**What is expected**
Report each line of the records where "Journal" occurs.

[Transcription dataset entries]
- - -

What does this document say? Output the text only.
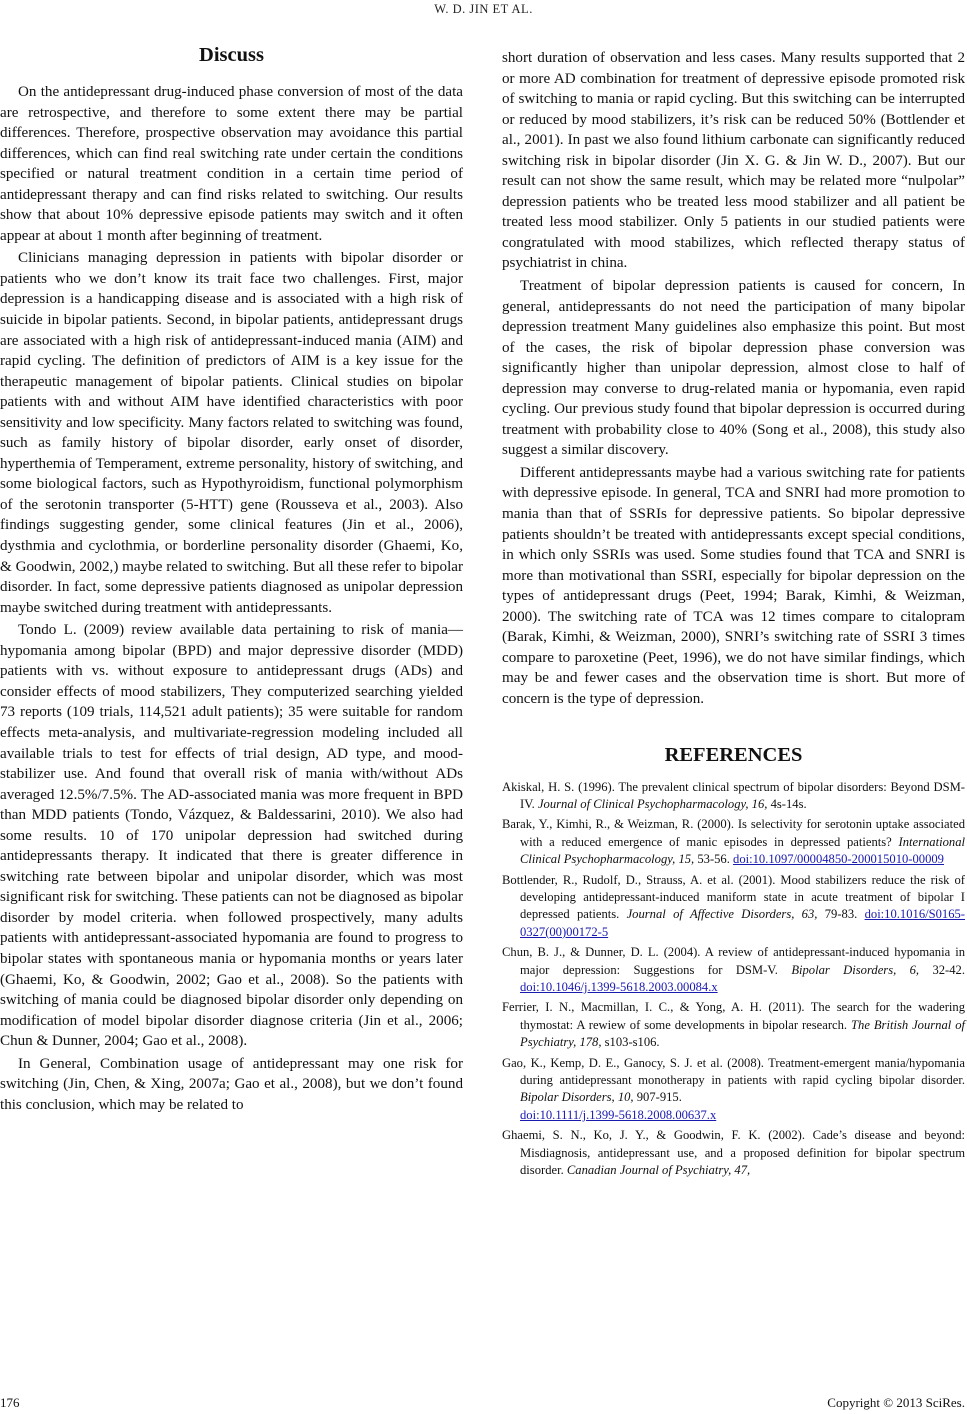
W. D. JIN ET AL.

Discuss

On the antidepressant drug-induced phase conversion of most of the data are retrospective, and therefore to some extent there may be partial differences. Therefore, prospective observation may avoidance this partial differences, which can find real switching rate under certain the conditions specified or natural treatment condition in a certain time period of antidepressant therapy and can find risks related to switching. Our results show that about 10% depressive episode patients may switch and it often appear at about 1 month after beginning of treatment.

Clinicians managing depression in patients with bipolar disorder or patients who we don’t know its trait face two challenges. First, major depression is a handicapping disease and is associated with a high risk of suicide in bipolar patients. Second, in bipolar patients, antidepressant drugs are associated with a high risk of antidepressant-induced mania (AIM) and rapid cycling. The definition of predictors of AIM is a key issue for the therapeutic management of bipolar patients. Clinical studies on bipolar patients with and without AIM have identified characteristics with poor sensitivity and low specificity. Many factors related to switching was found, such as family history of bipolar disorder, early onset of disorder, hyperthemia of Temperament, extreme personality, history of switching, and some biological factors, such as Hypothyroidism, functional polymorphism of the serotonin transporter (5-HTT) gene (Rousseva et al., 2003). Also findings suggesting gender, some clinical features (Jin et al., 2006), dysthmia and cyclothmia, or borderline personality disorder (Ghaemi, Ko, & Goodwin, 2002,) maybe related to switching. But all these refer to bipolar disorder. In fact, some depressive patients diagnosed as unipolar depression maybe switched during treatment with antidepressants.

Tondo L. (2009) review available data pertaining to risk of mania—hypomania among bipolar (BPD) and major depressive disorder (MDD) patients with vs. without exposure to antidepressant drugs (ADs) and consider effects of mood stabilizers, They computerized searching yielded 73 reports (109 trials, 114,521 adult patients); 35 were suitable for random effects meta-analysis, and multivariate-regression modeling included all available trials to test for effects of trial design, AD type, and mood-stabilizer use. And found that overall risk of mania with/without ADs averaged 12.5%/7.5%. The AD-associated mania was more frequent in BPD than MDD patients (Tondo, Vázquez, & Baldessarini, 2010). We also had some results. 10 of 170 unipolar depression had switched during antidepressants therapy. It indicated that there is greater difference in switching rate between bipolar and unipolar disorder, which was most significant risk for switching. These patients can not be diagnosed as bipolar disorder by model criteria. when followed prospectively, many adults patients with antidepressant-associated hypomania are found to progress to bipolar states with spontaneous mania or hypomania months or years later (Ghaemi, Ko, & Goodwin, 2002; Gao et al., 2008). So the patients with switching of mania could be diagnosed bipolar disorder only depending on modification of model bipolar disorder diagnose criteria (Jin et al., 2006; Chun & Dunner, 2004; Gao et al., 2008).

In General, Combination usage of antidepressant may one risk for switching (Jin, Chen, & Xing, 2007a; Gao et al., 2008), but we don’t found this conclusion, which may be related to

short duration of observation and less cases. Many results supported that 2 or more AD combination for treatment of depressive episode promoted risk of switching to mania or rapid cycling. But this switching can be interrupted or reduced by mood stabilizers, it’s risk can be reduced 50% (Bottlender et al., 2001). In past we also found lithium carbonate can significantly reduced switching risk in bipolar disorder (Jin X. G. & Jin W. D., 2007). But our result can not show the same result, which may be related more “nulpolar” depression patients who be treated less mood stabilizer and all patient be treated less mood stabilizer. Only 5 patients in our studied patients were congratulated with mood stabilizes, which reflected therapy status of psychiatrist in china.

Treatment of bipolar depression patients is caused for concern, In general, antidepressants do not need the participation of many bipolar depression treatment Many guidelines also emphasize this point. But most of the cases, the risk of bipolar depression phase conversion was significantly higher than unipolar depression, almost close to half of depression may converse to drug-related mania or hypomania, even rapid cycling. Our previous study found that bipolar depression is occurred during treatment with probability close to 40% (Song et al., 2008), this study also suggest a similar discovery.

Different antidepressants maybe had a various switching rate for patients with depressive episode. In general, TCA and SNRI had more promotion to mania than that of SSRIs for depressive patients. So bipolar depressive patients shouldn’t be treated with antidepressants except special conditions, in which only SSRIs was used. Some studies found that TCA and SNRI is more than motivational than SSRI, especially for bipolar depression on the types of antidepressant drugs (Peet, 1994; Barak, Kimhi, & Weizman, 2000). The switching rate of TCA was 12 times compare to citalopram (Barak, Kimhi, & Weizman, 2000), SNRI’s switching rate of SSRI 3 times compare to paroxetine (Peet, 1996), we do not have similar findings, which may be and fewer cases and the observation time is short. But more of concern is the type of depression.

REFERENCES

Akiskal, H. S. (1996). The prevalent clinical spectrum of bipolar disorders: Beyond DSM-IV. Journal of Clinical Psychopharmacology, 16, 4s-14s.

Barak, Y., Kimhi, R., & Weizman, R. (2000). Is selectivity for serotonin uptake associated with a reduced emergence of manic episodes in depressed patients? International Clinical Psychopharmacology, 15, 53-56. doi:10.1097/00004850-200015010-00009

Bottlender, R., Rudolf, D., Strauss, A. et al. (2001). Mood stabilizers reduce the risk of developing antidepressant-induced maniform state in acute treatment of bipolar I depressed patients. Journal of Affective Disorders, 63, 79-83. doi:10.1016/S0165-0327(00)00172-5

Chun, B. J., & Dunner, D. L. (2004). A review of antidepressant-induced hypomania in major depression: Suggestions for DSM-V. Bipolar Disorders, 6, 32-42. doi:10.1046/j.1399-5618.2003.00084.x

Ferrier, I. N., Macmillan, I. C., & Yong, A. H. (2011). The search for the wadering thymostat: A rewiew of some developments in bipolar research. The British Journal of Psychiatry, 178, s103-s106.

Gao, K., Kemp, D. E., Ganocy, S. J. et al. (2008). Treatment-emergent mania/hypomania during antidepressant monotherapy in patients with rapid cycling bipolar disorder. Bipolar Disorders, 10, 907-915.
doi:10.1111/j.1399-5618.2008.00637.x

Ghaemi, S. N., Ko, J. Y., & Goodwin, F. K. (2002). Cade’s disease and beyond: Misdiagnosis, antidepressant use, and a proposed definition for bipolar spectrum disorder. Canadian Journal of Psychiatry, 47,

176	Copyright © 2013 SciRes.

- - -

**Answer area**
Akiskal, H. S. (1996). The prevalent clinical spectrum of bipolar disorders: Beyond DSM-IV. Journal of Clinical Psychopharmacology, 16, 4s-14s.
Bottlender, R., Rudolf, D., Strauss, A. et al. (2001). Mood stabilizers reduce the risk of developing antidepressant-induced maniform state in acute treatment of bipolar I depressed patients. Journal of Affective Disorders, 63, 79-83. doi:10.1016/S0165-0327(00)00172-5
Ferrier, I. N., Macmillan, I. C., & Yong, A. H. (2011). The search for the wadering thymostat: A rewiew of some developments in bipolar research. The British Journal of Psychiatry, 178, s103-s106.
Ghaemi, S. N., Ko, J. Y., & Goodwin, F. K. (2002). Cade’s disease and beyond: Misdiagnosis, antidepressant use, and a proposed definition for bipolar spectrum disorder. Canadian Journal of Psychiatry, 47,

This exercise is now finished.